Items
-----

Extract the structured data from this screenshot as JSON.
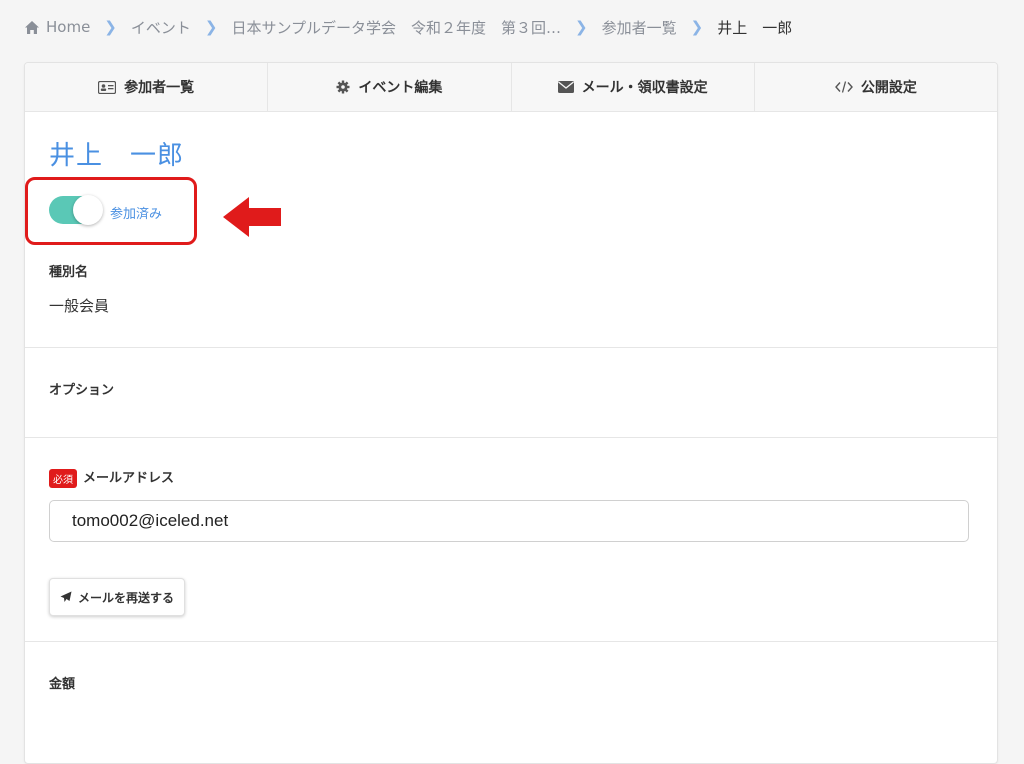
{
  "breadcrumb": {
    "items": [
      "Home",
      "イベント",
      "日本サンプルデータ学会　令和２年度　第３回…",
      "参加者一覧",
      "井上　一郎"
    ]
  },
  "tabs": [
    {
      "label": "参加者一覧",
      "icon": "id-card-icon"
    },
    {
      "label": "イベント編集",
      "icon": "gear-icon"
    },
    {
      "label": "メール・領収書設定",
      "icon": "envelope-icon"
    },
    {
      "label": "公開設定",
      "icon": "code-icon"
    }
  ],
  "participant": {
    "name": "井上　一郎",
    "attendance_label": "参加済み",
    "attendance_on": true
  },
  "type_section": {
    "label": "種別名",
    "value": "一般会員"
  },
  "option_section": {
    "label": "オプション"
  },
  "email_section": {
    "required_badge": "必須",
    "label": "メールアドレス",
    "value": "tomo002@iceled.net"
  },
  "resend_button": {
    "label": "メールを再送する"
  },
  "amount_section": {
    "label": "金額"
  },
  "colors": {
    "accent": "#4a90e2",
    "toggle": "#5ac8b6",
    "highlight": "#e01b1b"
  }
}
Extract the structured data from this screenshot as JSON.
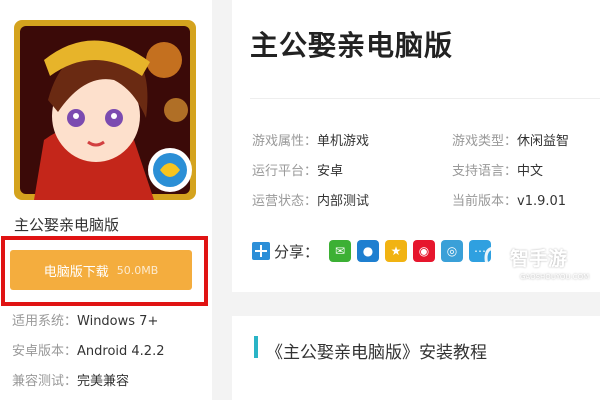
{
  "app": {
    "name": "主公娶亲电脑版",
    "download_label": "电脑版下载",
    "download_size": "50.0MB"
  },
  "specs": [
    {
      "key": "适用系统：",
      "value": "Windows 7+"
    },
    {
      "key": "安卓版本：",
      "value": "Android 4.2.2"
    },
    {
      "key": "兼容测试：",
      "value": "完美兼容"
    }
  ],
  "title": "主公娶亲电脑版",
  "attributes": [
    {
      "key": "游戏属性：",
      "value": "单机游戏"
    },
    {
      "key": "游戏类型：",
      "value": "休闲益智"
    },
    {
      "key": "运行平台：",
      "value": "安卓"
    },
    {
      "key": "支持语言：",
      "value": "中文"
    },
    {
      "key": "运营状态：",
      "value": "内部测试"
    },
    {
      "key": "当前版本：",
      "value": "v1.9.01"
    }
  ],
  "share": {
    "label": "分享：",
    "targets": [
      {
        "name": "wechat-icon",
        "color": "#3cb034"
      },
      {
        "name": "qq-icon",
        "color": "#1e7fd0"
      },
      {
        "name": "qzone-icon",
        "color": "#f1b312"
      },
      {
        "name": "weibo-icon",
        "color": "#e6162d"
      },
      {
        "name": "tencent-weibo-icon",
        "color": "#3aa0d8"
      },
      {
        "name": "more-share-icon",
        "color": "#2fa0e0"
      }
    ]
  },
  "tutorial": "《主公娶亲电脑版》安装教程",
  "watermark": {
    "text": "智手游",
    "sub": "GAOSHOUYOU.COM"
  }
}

-----

Your goal
Give an exact reproduction of every line, leaving out any picture.

Output below
Extract the structured data from this screenshot as JSON.
{
  "breadcrumb": {
    "items": [
      "Home",
      "イベント",
      "日本サンプルデータ学会　令和２年度　第３回…",
      "参加者一覧",
      "井上　一郎"
    ]
  },
  "tabs": [
    {
      "label": "参加者一覧",
      "icon": "id-card-icon"
    },
    {
      "label": "イベント編集",
      "icon": "gear-icon"
    },
    {
      "label": "メール・領収書設定",
      "icon": "envelope-icon"
    },
    {
      "label": "公開設定",
      "icon": "code-icon"
    }
  ],
  "participant": {
    "name": "井上　一郎",
    "attendance_label": "参加済み",
    "attendance_on": true
  },
  "type_section": {
    "label": "種別名",
    "value": "一般会員"
  },
  "option_section": {
    "label": "オプション"
  },
  "email_section": {
    "required_badge": "必須",
    "label": "メールアドレス",
    "value": "tomo002@iceled.net"
  },
  "resend_button": {
    "label": "メールを再送する"
  },
  "amount_section": {
    "label": "金額"
  },
  "colors": {
    "accent": "#4a90e2",
    "toggle": "#5ac8b6",
    "highlight": "#e01b1b"
  }
}
Extract the structured data from this screenshot as JSON.
{
  "app": {
    "name": "主公娶亲电脑版",
    "download_label": "电脑版下载",
    "download_size": "50.0MB"
  },
  "specs": [
    {
      "key": "适用系统：",
      "value": "Windows 7+"
    },
    {
      "key": "安卓版本：",
      "value": "Android 4.2.2"
    },
    {
      "key": "兼容测试：",
      "value": "完美兼容"
    }
  ],
  "title": "主公娶亲电脑版",
  "attributes": [
    {
      "key": "游戏属性：",
      "value": "单机游戏"
    },
    {
      "key": "游戏类型：",
      "value": "休闲益智"
    },
    {
      "key": "运行平台：",
      "value": "安卓"
    },
    {
      "key": "支持语言：",
      "value": "中文"
    },
    {
      "key": "运营状态：",
      "value": "内部测试"
    },
    {
      "key": "当前版本：",
      "value": "v1.9.01"
    }
  ],
  "share": {
    "label": "分享：",
    "targets": [
      {
        "name": "wechat-icon",
        "color": "#3cb034"
      },
      {
        "name": "qq-icon",
        "color": "#1e7fd0"
      },
      {
        "name": "qzone-icon",
        "color": "#f1b312"
      },
      {
        "name": "weibo-icon",
        "color": "#e6162d"
      },
      {
        "name": "tencent-weibo-icon",
        "color": "#3aa0d8"
      },
      {
        "name": "more-share-icon",
        "color": "#2fa0e0"
      }
    ]
  },
  "tutorial": "《主公娶亲电脑版》安装教程",
  "watermark": {
    "text": "智手游",
    "sub": "GAOSHOUYOU.COM"
  }
}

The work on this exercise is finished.